(Raw records)
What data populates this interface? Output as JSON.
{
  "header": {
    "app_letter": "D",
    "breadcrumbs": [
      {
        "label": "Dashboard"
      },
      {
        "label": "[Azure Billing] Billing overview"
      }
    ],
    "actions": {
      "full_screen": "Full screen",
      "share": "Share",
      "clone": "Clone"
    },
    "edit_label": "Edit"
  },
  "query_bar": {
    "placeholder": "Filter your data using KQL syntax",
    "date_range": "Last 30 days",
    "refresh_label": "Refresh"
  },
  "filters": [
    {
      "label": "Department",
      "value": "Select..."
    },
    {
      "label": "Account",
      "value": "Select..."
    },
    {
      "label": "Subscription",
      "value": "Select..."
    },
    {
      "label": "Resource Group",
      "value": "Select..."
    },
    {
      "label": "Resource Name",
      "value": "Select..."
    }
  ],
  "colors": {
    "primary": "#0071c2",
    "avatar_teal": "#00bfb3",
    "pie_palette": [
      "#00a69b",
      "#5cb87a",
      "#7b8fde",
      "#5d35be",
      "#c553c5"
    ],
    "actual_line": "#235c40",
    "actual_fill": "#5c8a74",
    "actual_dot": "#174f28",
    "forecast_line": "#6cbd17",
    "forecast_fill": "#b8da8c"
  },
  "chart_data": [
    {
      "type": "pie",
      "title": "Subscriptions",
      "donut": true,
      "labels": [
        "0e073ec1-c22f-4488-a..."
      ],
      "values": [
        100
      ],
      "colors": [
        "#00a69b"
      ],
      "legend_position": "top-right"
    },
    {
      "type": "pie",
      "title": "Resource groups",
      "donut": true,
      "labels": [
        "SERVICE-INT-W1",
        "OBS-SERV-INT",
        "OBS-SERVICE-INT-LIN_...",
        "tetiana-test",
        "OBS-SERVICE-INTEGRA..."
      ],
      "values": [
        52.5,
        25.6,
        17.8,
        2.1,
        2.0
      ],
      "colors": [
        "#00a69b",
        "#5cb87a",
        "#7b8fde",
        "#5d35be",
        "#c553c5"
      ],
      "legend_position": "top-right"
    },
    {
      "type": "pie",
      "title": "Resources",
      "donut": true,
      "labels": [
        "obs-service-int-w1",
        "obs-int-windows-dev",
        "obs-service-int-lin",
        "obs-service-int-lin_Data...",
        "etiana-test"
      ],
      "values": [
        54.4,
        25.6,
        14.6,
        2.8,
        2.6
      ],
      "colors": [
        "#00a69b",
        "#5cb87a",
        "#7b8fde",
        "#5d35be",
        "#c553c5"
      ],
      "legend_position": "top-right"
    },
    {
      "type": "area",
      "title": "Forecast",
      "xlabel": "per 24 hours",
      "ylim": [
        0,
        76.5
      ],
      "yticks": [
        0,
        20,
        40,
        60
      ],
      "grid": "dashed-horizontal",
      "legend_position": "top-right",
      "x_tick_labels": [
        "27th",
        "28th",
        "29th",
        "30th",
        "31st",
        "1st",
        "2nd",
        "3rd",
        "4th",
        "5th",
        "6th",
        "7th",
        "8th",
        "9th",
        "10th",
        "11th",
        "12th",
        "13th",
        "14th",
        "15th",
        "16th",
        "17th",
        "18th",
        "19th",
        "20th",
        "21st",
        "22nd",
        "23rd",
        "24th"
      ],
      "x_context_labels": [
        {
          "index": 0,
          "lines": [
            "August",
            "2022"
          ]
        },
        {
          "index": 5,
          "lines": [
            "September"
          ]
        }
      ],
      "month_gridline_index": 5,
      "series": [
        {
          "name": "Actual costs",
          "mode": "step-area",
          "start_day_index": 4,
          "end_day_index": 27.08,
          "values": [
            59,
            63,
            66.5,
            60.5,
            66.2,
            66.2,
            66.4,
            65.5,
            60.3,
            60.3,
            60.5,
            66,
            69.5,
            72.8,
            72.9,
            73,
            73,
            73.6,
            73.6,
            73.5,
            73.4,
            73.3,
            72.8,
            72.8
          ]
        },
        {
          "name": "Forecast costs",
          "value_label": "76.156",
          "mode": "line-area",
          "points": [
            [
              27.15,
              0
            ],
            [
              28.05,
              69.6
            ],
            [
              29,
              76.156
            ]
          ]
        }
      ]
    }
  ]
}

Stated problem ▸
Copy out each record from above, exactly.

Answer to this task ▸
What data populates this interface? Output as JSON.
{
  "header": {
    "app_letter": "D",
    "breadcrumbs": [
      {
        "label": "Dashboard"
      },
      {
        "label": "[Azure Billing] Billing overview"
      }
    ],
    "actions": {
      "full_screen": "Full screen",
      "share": "Share",
      "clone": "Clone"
    },
    "edit_label": "Edit"
  },
  "query_bar": {
    "placeholder": "Filter your data using KQL syntax",
    "date_range": "Last 30 days",
    "refresh_label": "Refresh"
  },
  "filters": [
    {
      "label": "Department",
      "value": "Select..."
    },
    {
      "label": "Account",
      "value": "Select..."
    },
    {
      "label": "Subscription",
      "value": "Select..."
    },
    {
      "label": "Resource Group",
      "value": "Select..."
    },
    {
      "label": "Resource Name",
      "value": "Select..."
    }
  ],
  "colors": {
    "primary": "#0071c2",
    "avatar_teal": "#00bfb3",
    "pie_palette": [
      "#00a69b",
      "#5cb87a",
      "#7b8fde",
      "#5d35be",
      "#c553c5"
    ],
    "actual_line": "#235c40",
    "actual_fill": "#5c8a74",
    "actual_dot": "#174f28",
    "forecast_line": "#6cbd17",
    "forecast_fill": "#b8da8c"
  },
  "chart_data": [
    {
      "type": "pie",
      "title": "Subscriptions",
      "donut": true,
      "labels": [
        "0e073ec1-c22f-4488-a..."
      ],
      "values": [
        100
      ],
      "colors": [
        "#00a69b"
      ],
      "legend_position": "top-right"
    },
    {
      "type": "pie",
      "title": "Resource groups",
      "donut": true,
      "labels": [
        "SERVICE-INT-W1",
        "OBS-SERV-INT",
        "OBS-SERVICE-INT-LIN_...",
        "tetiana-test",
        "OBS-SERVICE-INTEGRA..."
      ],
      "values": [
        52.5,
        25.6,
        17.8,
        2.1,
        2.0
      ],
      "colors": [
        "#00a69b",
        "#5cb87a",
        "#7b8fde",
        "#5d35be",
        "#c553c5"
      ],
      "legend_position": "top-right"
    },
    {
      "type": "pie",
      "title": "Resources",
      "donut": true,
      "labels": [
        "obs-service-int-w1",
        "obs-int-windows-dev",
        "obs-service-int-lin",
        "obs-service-int-lin_Data...",
        "etiana-test"
      ],
      "values": [
        54.4,
        25.6,
        14.6,
        2.8,
        2.6
      ],
      "colors": [
        "#00a69b",
        "#5cb87a",
        "#7b8fde",
        "#5d35be",
        "#c553c5"
      ],
      "legend_position": "top-right"
    },
    {
      "type": "area",
      "title": "Forecast",
      "xlabel": "per 24 hours",
      "ylim": [
        0,
        76.5
      ],
      "yticks": [
        0,
        20,
        40,
        60
      ],
      "grid": "dashed-horizontal",
      "legend_position": "top-right",
      "x_tick_labels": [
        "27th",
        "28th",
        "29th",
        "30th",
        "31st",
        "1st",
        "2nd",
        "3rd",
        "4th",
        "5th",
        "6th",
        "7th",
        "8th",
        "9th",
        "10th",
        "11th",
        "12th",
        "13th",
        "14th",
        "15th",
        "16th",
        "17th",
        "18th",
        "19th",
        "20th",
        "21st",
        "22nd",
        "23rd",
        "24th"
      ],
      "x_context_labels": [
        {
          "index": 0,
          "lines": [
            "August",
            "2022"
          ]
        },
        {
          "index": 5,
          "lines": [
            "September"
          ]
        }
      ],
      "month_gridline_index": 5,
      "series": [
        {
          "name": "Actual costs",
          "mode": "step-area",
          "start_day_index": 4,
          "end_day_index": 27.08,
          "values": [
            59,
            63,
            66.5,
            60.5,
            66.2,
            66.2,
            66.4,
            65.5,
            60.3,
            60.3,
            60.5,
            66,
            69.5,
            72.8,
            72.9,
            73,
            73,
            73.6,
            73.6,
            73.5,
            73.4,
            73.3,
            72.8,
            72.8
          ]
        },
        {
          "name": "Forecast costs",
          "value_label": "76.156",
          "mode": "line-area",
          "points": [
            [
              27.15,
              0
            ],
            [
              28.05,
              69.6
            ],
            [
              29,
              76.156
            ]
          ]
        }
      ]
    }
  ]
}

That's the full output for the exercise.